**Short task:** Search the material below for the string "this" and extract each line that has it.

Stored items from a collection:
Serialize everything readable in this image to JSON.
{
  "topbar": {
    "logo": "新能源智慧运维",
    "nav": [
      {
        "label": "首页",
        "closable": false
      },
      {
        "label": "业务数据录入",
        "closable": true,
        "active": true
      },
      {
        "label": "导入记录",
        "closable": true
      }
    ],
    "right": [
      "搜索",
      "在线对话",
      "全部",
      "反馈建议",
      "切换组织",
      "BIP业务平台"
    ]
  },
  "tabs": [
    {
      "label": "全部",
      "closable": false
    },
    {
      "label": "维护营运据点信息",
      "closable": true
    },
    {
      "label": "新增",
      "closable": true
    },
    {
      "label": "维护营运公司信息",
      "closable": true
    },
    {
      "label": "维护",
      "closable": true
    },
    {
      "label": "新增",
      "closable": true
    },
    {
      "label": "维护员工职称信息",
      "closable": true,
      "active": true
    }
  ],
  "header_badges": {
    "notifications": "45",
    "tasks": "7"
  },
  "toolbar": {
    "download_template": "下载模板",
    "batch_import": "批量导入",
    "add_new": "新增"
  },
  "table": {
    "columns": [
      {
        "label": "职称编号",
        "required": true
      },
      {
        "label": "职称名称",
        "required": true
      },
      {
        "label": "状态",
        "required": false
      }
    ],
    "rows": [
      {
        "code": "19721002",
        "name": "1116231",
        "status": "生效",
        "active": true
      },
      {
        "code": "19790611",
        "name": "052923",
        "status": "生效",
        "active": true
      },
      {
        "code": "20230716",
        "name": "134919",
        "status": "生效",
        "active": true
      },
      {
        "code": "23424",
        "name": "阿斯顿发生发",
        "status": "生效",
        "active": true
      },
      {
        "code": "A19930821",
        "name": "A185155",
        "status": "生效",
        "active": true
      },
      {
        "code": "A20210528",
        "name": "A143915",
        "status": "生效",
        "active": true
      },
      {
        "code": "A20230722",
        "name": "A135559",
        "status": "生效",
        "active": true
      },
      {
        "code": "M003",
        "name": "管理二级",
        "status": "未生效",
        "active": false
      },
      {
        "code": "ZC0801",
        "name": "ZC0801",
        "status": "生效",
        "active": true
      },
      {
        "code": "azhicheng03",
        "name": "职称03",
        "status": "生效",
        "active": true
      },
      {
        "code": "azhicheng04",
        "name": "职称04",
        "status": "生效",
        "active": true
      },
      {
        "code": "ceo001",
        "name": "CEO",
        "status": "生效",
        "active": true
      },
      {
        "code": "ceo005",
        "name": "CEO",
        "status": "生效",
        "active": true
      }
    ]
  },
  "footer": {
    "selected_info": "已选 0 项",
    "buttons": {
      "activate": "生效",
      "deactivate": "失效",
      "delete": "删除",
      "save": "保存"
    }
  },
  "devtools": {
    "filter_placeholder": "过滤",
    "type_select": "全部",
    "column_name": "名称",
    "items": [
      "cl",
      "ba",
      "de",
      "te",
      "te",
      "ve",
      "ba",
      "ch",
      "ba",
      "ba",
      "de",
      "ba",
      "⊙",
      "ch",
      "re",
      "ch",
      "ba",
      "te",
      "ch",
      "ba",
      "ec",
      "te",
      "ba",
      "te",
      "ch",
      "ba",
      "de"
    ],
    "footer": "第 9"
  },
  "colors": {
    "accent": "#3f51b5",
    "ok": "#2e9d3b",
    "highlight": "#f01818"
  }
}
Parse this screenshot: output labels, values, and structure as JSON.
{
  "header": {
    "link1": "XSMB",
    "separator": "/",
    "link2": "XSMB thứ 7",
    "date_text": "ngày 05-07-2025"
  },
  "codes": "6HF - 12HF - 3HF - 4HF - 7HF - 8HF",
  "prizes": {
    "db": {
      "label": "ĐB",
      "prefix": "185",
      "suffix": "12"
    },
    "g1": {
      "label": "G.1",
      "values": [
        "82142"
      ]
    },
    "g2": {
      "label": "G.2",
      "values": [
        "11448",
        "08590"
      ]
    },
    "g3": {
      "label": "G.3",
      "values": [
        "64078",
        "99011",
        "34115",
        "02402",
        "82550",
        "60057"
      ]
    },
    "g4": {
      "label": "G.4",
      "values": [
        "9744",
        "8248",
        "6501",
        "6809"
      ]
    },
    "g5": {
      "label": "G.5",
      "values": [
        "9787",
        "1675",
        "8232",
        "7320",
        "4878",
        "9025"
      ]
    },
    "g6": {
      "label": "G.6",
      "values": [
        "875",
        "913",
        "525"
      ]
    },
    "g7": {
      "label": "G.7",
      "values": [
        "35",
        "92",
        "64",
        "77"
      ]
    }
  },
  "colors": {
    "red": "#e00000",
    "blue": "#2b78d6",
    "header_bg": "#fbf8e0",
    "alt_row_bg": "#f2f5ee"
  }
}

**Problem solution:**
Serialize everything readable in this image to JSON.
Parse this screenshot: output labels, values, and structure as JSON.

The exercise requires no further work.